SET TASK
Write out every line of the records below exactly as they appear, with no changes.

Saved data entries:
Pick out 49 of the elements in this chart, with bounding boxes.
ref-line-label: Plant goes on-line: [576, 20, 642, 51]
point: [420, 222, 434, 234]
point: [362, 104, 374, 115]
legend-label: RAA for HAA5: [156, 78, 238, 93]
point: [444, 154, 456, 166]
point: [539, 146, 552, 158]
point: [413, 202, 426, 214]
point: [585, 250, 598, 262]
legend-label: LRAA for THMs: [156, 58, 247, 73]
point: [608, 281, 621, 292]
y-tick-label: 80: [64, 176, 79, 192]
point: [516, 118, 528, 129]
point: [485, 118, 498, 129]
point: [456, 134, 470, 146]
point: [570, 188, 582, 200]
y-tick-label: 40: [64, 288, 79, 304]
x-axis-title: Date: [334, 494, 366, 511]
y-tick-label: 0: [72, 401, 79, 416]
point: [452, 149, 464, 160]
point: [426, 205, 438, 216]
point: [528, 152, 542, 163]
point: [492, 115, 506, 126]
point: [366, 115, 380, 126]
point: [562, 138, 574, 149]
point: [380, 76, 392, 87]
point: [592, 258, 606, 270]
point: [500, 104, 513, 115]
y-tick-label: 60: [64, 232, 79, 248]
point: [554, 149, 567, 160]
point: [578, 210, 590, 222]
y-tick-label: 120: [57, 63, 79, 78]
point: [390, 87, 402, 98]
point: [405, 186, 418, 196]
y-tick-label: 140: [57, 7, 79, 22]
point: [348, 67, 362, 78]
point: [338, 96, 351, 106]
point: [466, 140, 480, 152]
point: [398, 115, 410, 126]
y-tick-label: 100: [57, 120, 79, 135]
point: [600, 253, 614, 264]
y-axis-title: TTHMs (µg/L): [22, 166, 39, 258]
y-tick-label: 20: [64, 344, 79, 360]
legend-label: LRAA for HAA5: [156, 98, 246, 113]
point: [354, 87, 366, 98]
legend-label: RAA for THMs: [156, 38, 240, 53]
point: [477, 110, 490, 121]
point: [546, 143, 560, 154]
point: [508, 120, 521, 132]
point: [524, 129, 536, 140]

RESPONSE TO THIS TASK
Pick out 49 of the elements in this chart, with bounding boxes.
ref-line-label: Plant goes on-line: [576, 20, 642, 51]
point: [420, 222, 434, 234]
point: [362, 104, 374, 115]
legend-label: RAA for HAA5: [156, 78, 238, 93]
point: [444, 154, 456, 166]
point: [539, 146, 552, 158]
point: [413, 202, 426, 214]
point: [585, 250, 598, 262]
legend-label: LRAA for THMs: [156, 58, 247, 73]
point: [608, 281, 621, 292]
y-tick-label: 80: [64, 176, 79, 192]
point: [516, 118, 528, 129]
point: [485, 118, 498, 129]
point: [456, 134, 470, 146]
point: [570, 188, 582, 200]
y-tick-label: 40: [64, 288, 79, 304]
x-axis-title: Date: [334, 494, 366, 511]
y-tick-label: 0: [72, 401, 79, 416]
point: [452, 149, 464, 160]
point: [426, 205, 438, 216]
point: [528, 152, 542, 163]
point: [492, 115, 506, 126]
point: [366, 115, 380, 126]
point: [562, 138, 574, 149]
point: [380, 76, 392, 87]
point: [592, 258, 606, 270]
point: [500, 104, 513, 115]
y-tick-label: 60: [64, 232, 79, 248]
point: [554, 149, 567, 160]
point: [578, 210, 590, 222]
y-tick-label: 120: [57, 63, 79, 78]
point: [390, 87, 402, 98]
point: [405, 186, 418, 196]
y-tick-label: 140: [57, 7, 79, 22]
point: [348, 67, 362, 78]
point: [338, 96, 351, 106]
point: [466, 140, 480, 152]
point: [398, 115, 410, 126]
y-tick-label: 100: [57, 120, 79, 135]
point: [600, 253, 614, 264]
y-axis-title: TTHMs (µg/L): [22, 166, 39, 258]
y-tick-label: 20: [64, 344, 79, 360]
legend-label: LRAA for HAA5: [156, 98, 246, 113]
point: [354, 87, 366, 98]
legend-label: RAA for THMs: [156, 38, 240, 53]
point: [477, 110, 490, 121]
point: [546, 143, 560, 154]
point: [508, 120, 521, 132]
point: [524, 129, 536, 140]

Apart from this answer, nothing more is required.